• AIM:
Your task is to repeat the entries word for word while leaving out the pictures.

• INFORMATION GIVEN:

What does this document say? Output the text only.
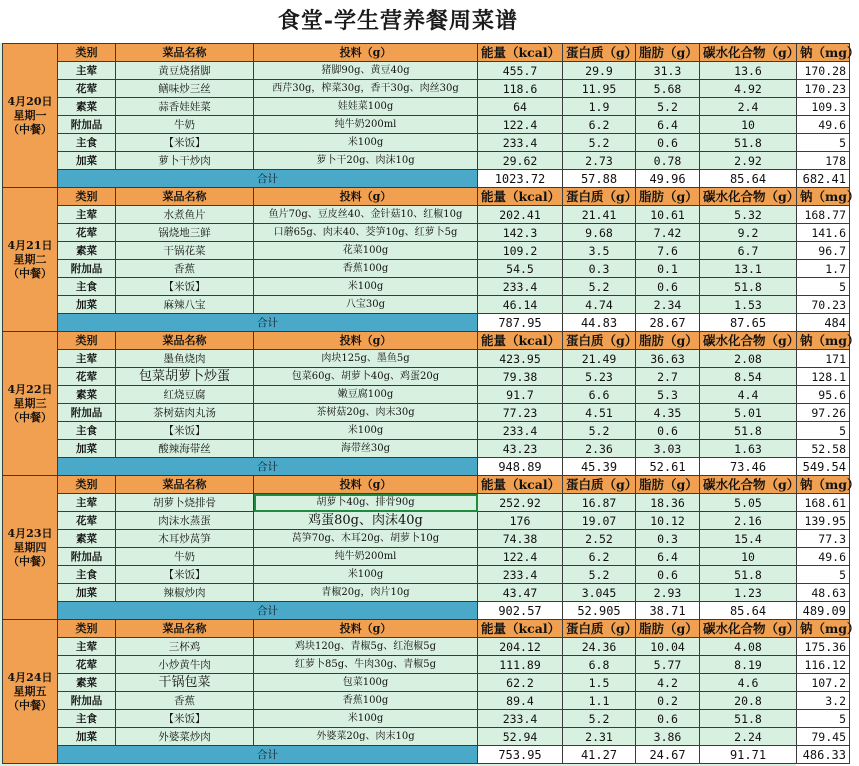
食堂-学生营养餐周菜谱
4月20日
星期一
（中餐）	类别	菜品名称	投料（g）	能量（kcal）	蛋白质（g）	脂肪（g）	碳水化合物（g）	钠（mg）
	主荤	黄豆烧猪脚	猪脚90g、黄豆40g	455.7	29.9	31.3	13.6	170.28
	花荤	鳝味炒三丝	西芹30g，榨菜30g，香干30g、肉丝30g	118.6	11.95	5.68	4.92	170.23
	素菜	蒜香娃娃菜	娃娃菜100g	64	1.9	5.2	2.4	109.3
	附加品	牛奶	纯牛奶200ml	122.4	6.2	6.4	10	49.6
	主食	【米饭】	米100g	233.4	5.2	0.6	51.8	5
	加菜	萝卜干炒肉	萝卜干20g、肉沫10g	29.62	2.73	0.78	2.92	178
	合计			1023.72	57.88	49.96	85.64	682.41

4月21日
星期二
（中餐）	类别	菜品名称	投料（g）	能量（kcal）	蛋白质（g）	脂肪（g）	碳水化合物（g）	钠（mg）
	主荤	水煮鱼片	鱼片70g、豆皮丝40、金针菇10、红椒10g	202.41	21.41	10.61	5.32	168.77
	花荤	锅烧地三鲜	口蘑65g、肉末40、茭笋10g、红萝卜5g	142.3	9.68	7.42	9.2	141.6
	素菜	干锅花菜	花菜100g	109.2	3.5	7.6	6.7	96.7
	附加品	香蕉	香蕉100g	54.5	0.3	0.1	13.1	1.7
	主食	【米饭】	米100g	233.4	5.2	0.6	51.8	5
	加菜	麻辣八宝	八宝30g	46.14	4.74	2.34	1.53	70.23
	合计			787.95	44.83	28.67	87.65	484

4月22日
星期三
（中餐）	类别	菜品名称	投料（g）	能量（kcal）	蛋白质（g）	脂肪（g）	碳水化合物（g）	钠（mg）
	主荤	墨鱼烧肉	肉块125g、墨鱼5g	423.95	21.49	36.63	2.08	171
	花荤	包菜胡萝卜炒蛋	包菜60g、胡萝卜40g、鸡蛋20g	79.38	5.23	2.7	8.54	128.1
	素菜	红烧豆腐	嫩豆腐100g	91.7	6.6	5.3	4.4	95.6
	附加品	茶树菇肉丸汤	茶树菇20g、肉末30g	77.23	4.51	4.35	5.01	97.26
	主食	【米饭】	米100g	233.4	5.2	0.6	51.8	5
	加菜	酸辣海带丝	海带丝30g	43.23	2.36	3.03	1.63	52.58
	合计			948.89	45.39	52.61	73.46	549.54

4月23日
星期四
（中餐）	类别	菜品名称	投料（g）	能量（kcal）	蛋白质（g）	脂肪（g）	碳水化合物（g）	钠（mg）
	主荤	胡萝卜烧排骨	胡萝卜40g、排骨90g	252.92	16.87	18.36	5.05	168.61
	花荤	肉沫水蒸蛋	鸡蛋80g、肉沫40g	176	19.07	10.12	2.16	139.95
	素菜	木耳炒莴笋	莴笋70g、木耳20g、胡萝卜10g	74.38	2.52	0.3	15.4	77.3
	附加品	牛奶	纯牛奶200ml	122.4	6.2	6.4	10	49.6
	主食	【米饭】	米100g	233.4	5.2	0.6	51.8	5
	加菜	辣椒炒肉	青椒20g，肉片10g	43.47	3.045	2.93	1.23	48.63
	合计			902.57	52.905	38.71	85.64	489.09

4月24日
星期五
（中餐）	类别	菜品名称	投料（g）	能量（kcal）	蛋白质（g）	脂肪（g）	碳水化合物（g）	钠（mg）
	主荤	三杯鸡	鸡块120g、青椒5g、红泡椒5g	204.12	24.36	10.04	4.08	175.36
	花荤	小炒黄牛肉	红萝卜85g、牛肉30g、青椒5g	111.89	6.8	5.77	8.19	116.12
	素菜	干锅包菜	包菜100g	62.2	1.5	4.2	4.6	107.2
	附加品	香蕉	香蕉100g	89.4	1.1	0.2	20.8	3.2
	主食	【米饭】	米100g	233.4	5.2	0.6	51.8	5
	加菜	外婆菜炒肉	外婆菜20g、肉末10g	52.94	2.31	3.86	2.24	79.45
	合计			753.95	41.27	24.67	91.71	486.33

• ANSWER TO THE EXERCISE:
What does this document say? Output the text only.
食堂-学生营养餐周菜谱
4月20日
星期一
（中餐）	类别	菜品名称	投料（g）	能量（kcal）	蛋白质（g）	脂肪（g）	碳水化合物（g）	钠（mg）
	主荤	黄豆烧猪脚	猪脚90g、黄豆40g	455.7	29.9	31.3	13.6	170.28
	花荤	鳝味炒三丝	西芹30g，榨菜30g，香干30g、肉丝30g	118.6	11.95	5.68	4.92	170.23
	素菜	蒜香娃娃菜	娃娃菜100g	64	1.9	5.2	2.4	109.3
	附加品	牛奶	纯牛奶200ml	122.4	6.2	6.4	10	49.6
	主食	【米饭】	米100g	233.4	5.2	0.6	51.8	5
	加菜	萝卜干炒肉	萝卜干20g、肉沫10g	29.62	2.73	0.78	2.92	178
	合计			1023.72	57.88	49.96	85.64	682.41

4月21日
星期二
（中餐）	类别	菜品名称	投料（g）	能量（kcal）	蛋白质（g）	脂肪（g）	碳水化合物（g）	钠（mg）
	主荤	水煮鱼片	鱼片70g、豆皮丝40、金针菇10、红椒10g	202.41	21.41	10.61	5.32	168.77
	花荤	锅烧地三鲜	口蘑65g、肉末40、茭笋10g、红萝卜5g	142.3	9.68	7.42	9.2	141.6
	素菜	干锅花菜	花菜100g	109.2	3.5	7.6	6.7	96.7
	附加品	香蕉	香蕉100g	54.5	0.3	0.1	13.1	1.7
	主食	【米饭】	米100g	233.4	5.2	0.6	51.8	5
	加菜	麻辣八宝	八宝30g	46.14	4.74	2.34	1.53	70.23
	合计			787.95	44.83	28.67	87.65	484

4月22日
星期三
（中餐）	类别	菜品名称	投料（g）	能量（kcal）	蛋白质（g）	脂肪（g）	碳水化合物（g）	钠（mg）
	主荤	墨鱼烧肉	肉块125g、墨鱼5g	423.95	21.49	36.63	2.08	171
	花荤	包菜胡萝卜炒蛋	包菜60g、胡萝卜40g、鸡蛋20g	79.38	5.23	2.7	8.54	128.1
	素菜	红烧豆腐	嫩豆腐100g	91.7	6.6	5.3	4.4	95.6
	附加品	茶树菇肉丸汤	茶树菇20g、肉末30g	77.23	4.51	4.35	5.01	97.26
	主食	【米饭】	米100g	233.4	5.2	0.6	51.8	5
	加菜	酸辣海带丝	海带丝30g	43.23	2.36	3.03	1.63	52.58
	合计			948.89	45.39	52.61	73.46	549.54

4月23日
星期四
（中餐）	类别	菜品名称	投料（g）	能量（kcal）	蛋白质（g）	脂肪（g）	碳水化合物（g）	钠（mg）
	主荤	胡萝卜烧排骨	胡萝卜40g、排骨90g	252.92	16.87	18.36	5.05	168.61
	花荤	肉沫水蒸蛋	鸡蛋80g、肉沫40g	176	19.07	10.12	2.16	139.95
	素菜	木耳炒莴笋	莴笋70g、木耳20g、胡萝卜10g	74.38	2.52	0.3	15.4	77.3
	附加品	牛奶	纯牛奶200ml	122.4	6.2	6.4	10	49.6
	主食	【米饭】	米100g	233.4	5.2	0.6	51.8	5
	加菜	辣椒炒肉	青椒20g，肉片10g	43.47	3.045	2.93	1.23	48.63
	合计			902.57	52.905	38.71	85.64	489.09

4月24日
星期五
（中餐）	类别	菜品名称	投料（g）	能量（kcal）	蛋白质（g）	脂肪（g）	碳水化合物（g）	钠（mg）
	主荤	三杯鸡	鸡块120g、青椒5g、红泡椒5g	204.12	24.36	10.04	4.08	175.36
	花荤	小炒黄牛肉	红萝卜85g、牛肉30g、青椒5g	111.89	6.8	5.77	8.19	116.12
	素菜	干锅包菜	包菜100g	62.2	1.5	4.2	4.6	107.2
	附加品	香蕉	香蕉100g	89.4	1.1	0.2	20.8	3.2
	主食	【米饭】	米100g	233.4	5.2	0.6	51.8	5
	加菜	外婆菜炒肉	外婆菜20g、肉末10g	52.94	2.31	3.86	2.24	79.45
	合计			753.95	41.27	24.67	91.71	486.33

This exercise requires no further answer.